THE PROBLEM —
Count the lines below that contain the string "我会安全", and reply with the number alone.

MATERIAL PROVIDED —
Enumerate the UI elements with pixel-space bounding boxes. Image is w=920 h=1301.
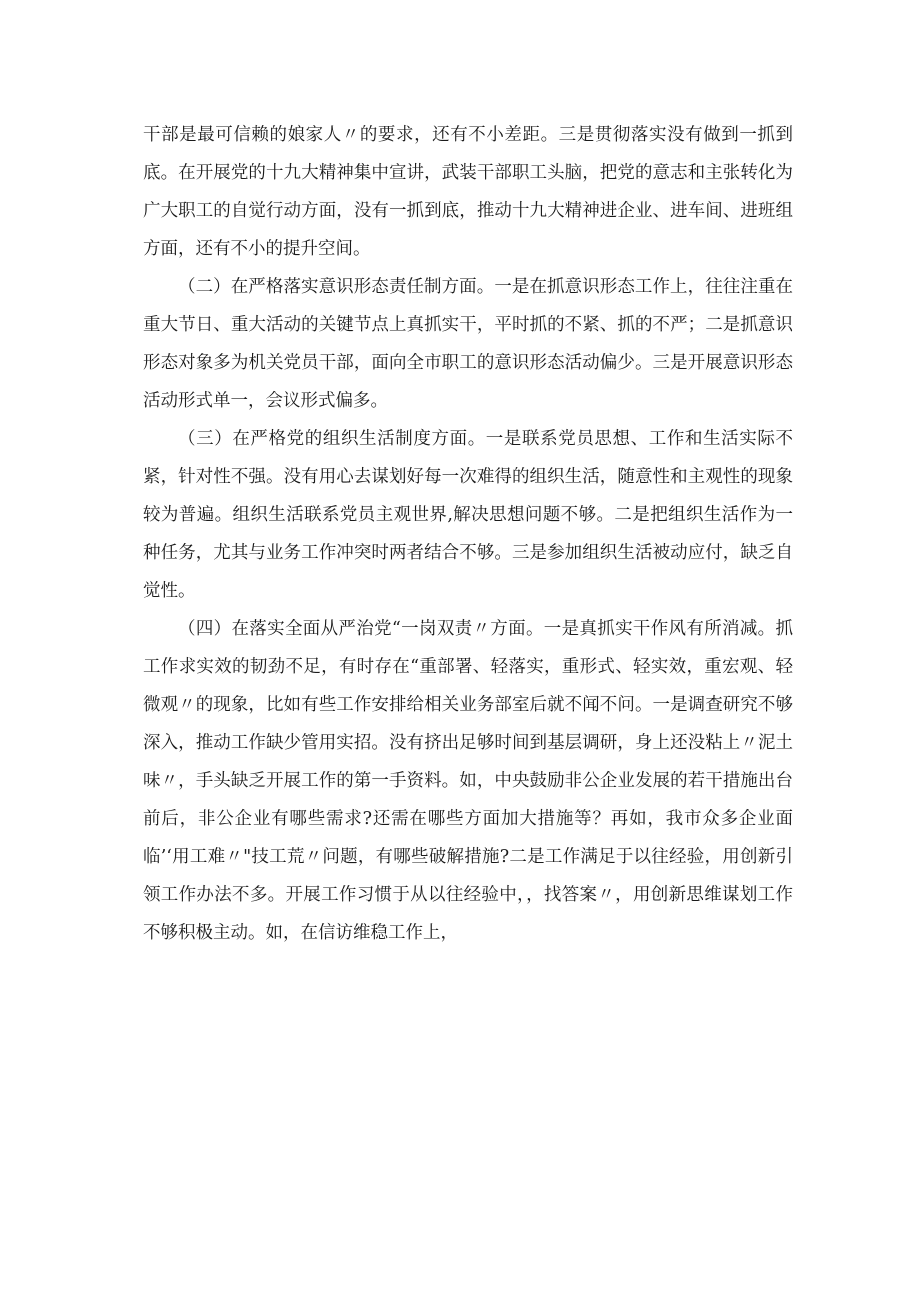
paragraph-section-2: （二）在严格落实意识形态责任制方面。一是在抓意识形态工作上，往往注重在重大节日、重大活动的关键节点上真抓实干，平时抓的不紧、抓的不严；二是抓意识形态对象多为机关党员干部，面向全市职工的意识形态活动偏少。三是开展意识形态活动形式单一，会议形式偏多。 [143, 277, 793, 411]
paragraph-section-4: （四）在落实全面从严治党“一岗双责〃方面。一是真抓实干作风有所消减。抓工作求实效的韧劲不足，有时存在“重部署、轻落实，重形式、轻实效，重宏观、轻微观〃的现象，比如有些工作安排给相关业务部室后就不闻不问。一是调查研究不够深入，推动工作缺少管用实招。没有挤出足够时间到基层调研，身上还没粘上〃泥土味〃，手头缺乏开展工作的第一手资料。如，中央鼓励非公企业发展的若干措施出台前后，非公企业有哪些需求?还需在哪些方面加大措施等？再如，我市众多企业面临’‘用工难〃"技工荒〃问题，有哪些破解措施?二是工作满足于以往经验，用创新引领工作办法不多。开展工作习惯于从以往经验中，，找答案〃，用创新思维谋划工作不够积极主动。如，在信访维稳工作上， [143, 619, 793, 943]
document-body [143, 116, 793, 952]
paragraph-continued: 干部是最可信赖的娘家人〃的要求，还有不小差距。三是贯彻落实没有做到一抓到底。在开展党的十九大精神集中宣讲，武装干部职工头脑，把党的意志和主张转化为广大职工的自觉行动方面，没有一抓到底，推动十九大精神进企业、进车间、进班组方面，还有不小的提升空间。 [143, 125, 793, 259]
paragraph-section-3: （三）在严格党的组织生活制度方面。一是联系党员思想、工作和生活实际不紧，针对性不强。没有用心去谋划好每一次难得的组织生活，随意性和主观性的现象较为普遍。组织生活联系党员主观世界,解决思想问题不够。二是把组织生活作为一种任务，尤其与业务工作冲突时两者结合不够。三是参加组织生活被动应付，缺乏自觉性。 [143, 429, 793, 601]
--
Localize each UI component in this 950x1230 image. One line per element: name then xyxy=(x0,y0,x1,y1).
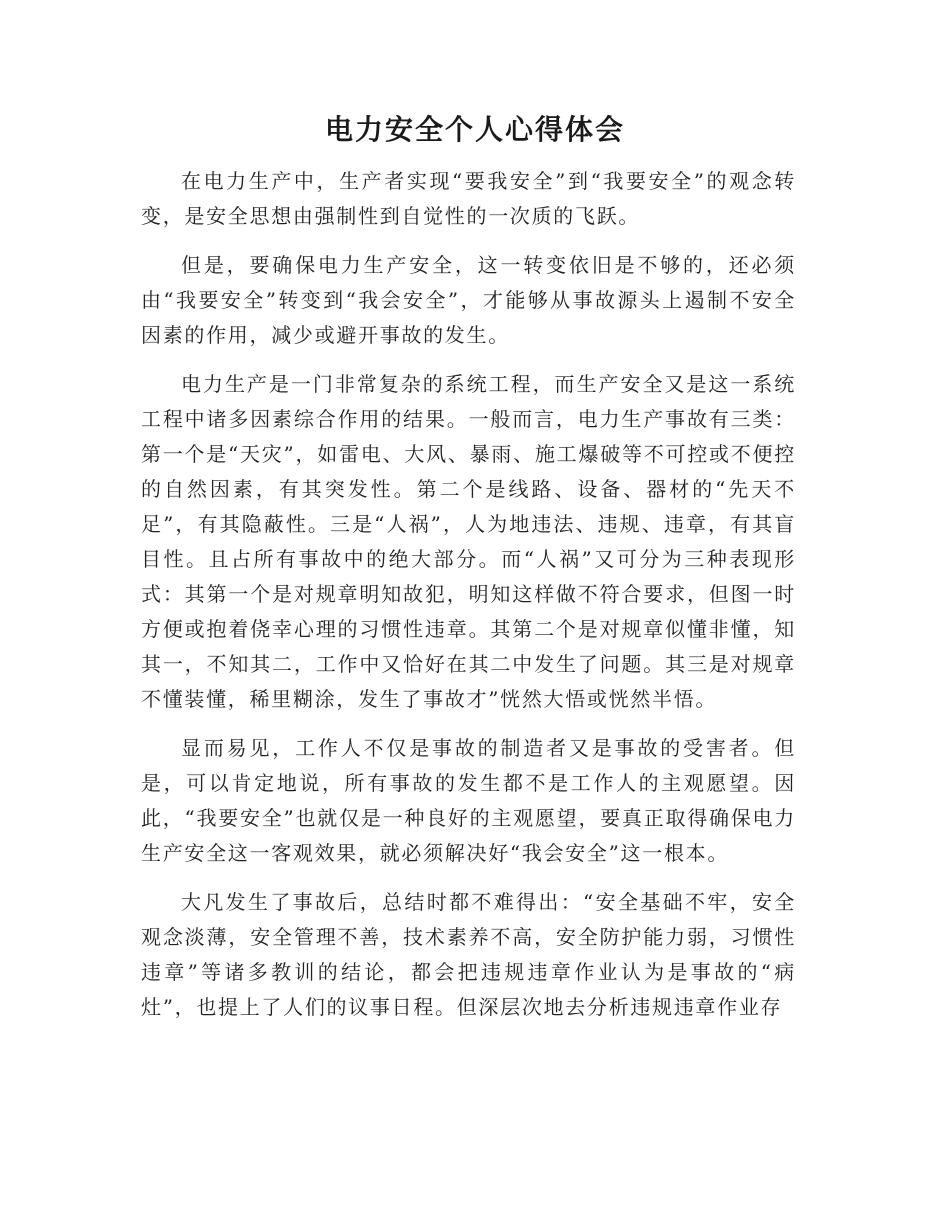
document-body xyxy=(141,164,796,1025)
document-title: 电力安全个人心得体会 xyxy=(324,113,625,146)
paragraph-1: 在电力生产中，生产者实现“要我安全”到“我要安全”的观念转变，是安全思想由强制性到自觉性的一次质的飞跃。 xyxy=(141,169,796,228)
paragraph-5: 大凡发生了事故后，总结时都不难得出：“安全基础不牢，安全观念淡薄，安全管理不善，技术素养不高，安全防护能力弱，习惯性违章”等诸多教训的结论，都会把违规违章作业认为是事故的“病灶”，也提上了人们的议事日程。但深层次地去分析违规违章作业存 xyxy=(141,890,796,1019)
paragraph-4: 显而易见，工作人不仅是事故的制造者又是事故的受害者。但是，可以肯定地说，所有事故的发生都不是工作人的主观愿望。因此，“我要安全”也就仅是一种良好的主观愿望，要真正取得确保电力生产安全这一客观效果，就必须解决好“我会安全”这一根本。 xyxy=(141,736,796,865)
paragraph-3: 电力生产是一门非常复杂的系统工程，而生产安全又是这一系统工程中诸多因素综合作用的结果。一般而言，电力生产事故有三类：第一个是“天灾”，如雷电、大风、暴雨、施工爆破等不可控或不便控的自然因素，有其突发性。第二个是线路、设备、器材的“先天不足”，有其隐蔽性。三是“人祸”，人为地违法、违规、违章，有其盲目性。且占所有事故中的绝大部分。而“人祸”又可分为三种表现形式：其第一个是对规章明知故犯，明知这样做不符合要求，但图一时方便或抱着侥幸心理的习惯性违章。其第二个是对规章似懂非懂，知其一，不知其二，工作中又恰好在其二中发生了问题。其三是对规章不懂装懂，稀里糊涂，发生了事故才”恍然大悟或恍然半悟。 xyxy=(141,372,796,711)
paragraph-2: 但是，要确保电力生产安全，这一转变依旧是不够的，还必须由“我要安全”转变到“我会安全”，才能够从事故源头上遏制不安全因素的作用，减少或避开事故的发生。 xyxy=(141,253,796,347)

EXPECTED OUTPUT —
2